### Entries shown
##############################

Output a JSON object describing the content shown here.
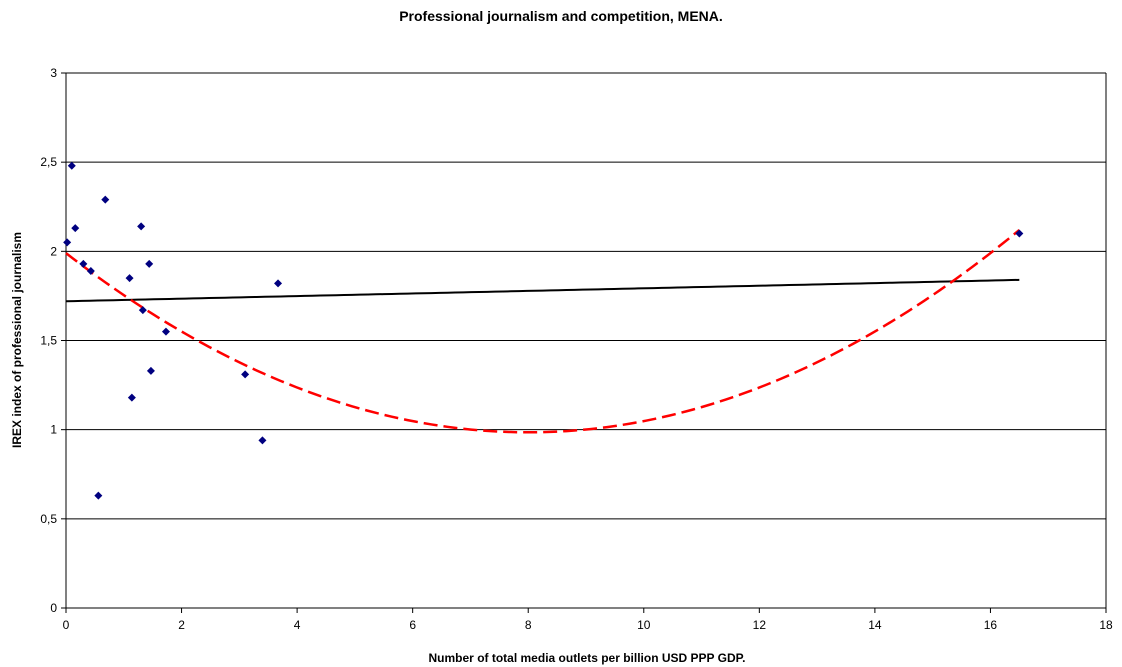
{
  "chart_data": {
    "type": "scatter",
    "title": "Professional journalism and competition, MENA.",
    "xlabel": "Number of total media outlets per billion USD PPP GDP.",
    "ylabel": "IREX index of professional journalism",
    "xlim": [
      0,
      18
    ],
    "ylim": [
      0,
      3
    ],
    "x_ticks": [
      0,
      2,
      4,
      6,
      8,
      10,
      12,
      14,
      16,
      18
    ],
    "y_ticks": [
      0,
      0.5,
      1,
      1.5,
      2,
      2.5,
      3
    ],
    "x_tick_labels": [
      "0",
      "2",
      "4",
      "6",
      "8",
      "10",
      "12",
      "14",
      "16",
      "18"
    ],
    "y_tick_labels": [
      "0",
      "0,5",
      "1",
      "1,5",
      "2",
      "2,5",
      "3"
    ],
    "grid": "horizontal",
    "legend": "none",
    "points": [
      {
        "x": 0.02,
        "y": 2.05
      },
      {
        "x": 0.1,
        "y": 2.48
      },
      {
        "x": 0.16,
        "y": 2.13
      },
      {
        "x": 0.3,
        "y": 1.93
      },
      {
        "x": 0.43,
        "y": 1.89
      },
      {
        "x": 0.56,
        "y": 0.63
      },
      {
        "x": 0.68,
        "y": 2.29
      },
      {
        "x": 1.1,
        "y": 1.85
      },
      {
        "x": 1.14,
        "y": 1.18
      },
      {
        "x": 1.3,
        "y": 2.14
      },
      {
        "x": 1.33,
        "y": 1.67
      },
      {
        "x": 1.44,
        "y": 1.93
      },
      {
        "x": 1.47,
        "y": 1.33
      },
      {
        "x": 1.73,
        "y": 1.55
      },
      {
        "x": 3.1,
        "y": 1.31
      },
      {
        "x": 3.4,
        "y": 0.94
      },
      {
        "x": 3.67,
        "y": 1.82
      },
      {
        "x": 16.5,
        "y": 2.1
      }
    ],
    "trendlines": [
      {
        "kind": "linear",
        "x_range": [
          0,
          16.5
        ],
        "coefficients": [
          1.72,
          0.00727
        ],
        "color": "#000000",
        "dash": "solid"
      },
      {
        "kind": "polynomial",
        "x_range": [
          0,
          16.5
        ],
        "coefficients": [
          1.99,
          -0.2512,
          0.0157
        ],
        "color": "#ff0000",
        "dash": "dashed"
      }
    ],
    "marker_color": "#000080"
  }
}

##############################

### Stated problem
Pick out every line above that contains the word "journalism" and copy it.

### Exercise response
    "title": "Professional journalism and competition, MENA.",
    "ylabel": "IREX index of professional journalism",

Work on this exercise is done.